TASK REQUIREMENTS: Find every line containing the word "мечты" and report the count, nothing more.
□ □ □ □ □ □ □
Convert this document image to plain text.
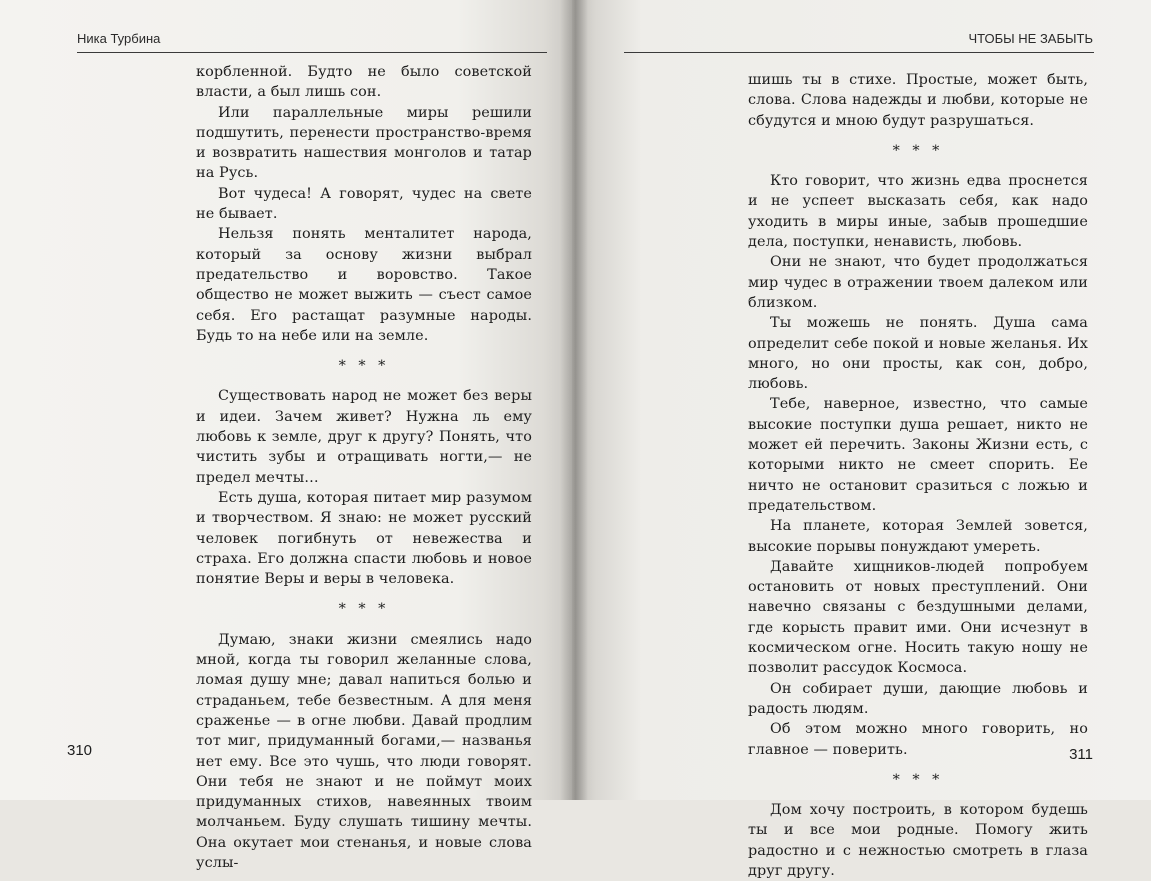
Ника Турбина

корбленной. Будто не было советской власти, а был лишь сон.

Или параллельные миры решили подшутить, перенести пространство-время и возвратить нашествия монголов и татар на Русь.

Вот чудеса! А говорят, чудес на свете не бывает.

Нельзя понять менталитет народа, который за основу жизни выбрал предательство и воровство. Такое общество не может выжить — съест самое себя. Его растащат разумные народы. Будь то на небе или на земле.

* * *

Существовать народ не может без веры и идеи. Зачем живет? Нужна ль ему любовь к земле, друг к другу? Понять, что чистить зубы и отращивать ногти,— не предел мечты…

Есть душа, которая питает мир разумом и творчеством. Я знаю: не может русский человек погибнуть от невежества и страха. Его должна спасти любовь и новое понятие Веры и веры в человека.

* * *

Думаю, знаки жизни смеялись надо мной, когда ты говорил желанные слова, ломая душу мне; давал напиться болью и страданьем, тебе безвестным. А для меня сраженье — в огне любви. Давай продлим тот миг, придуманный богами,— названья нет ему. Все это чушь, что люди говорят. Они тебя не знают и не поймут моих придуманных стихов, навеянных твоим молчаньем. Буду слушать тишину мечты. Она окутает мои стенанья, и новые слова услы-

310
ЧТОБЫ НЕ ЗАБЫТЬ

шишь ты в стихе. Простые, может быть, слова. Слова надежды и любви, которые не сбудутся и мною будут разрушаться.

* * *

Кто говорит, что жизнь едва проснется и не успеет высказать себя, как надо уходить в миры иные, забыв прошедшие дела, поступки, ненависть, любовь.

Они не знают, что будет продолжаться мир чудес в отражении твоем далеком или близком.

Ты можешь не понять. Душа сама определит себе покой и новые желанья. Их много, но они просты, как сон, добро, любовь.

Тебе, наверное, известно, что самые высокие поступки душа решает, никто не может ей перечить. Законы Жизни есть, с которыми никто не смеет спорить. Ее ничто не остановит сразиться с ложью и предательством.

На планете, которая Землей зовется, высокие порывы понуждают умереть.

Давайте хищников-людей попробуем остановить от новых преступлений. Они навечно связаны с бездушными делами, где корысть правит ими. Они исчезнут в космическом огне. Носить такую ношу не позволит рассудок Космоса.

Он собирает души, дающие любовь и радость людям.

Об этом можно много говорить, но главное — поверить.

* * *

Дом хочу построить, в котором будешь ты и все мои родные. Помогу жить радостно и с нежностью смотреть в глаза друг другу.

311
□ □ □ □ □ □ □
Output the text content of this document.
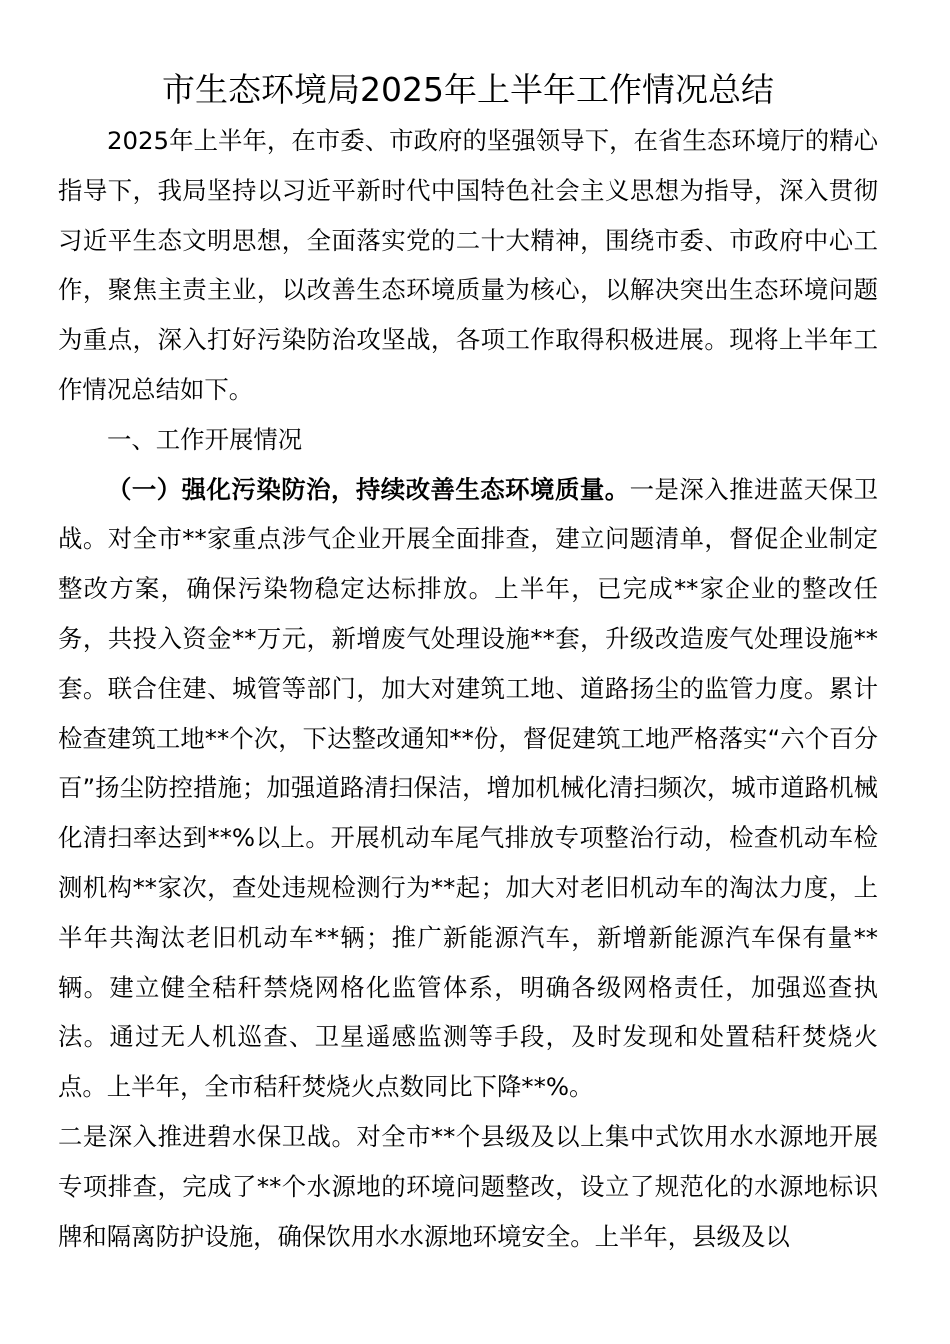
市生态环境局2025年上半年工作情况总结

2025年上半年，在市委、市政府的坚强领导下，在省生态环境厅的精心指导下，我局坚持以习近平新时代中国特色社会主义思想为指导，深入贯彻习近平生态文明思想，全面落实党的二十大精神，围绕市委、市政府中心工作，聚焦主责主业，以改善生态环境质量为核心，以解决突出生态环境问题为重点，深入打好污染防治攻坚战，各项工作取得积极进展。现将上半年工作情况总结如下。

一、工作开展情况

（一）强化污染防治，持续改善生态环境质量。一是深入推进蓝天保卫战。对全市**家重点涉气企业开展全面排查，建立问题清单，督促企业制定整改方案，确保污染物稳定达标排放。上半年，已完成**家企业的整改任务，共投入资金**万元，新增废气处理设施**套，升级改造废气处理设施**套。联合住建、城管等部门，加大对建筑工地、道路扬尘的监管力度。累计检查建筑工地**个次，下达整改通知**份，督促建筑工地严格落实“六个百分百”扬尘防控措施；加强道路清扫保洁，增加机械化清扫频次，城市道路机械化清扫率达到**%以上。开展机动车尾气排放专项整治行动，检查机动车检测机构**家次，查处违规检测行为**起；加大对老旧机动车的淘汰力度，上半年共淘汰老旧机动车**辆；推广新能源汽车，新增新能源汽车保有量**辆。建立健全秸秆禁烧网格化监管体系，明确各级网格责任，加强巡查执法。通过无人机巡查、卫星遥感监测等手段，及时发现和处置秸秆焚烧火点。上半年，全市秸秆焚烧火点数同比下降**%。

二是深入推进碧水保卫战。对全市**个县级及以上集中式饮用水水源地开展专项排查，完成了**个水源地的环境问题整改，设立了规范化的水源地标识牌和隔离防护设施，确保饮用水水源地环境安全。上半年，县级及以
□ □ □ □ □ □ □
EXPECTED ANSWER: 2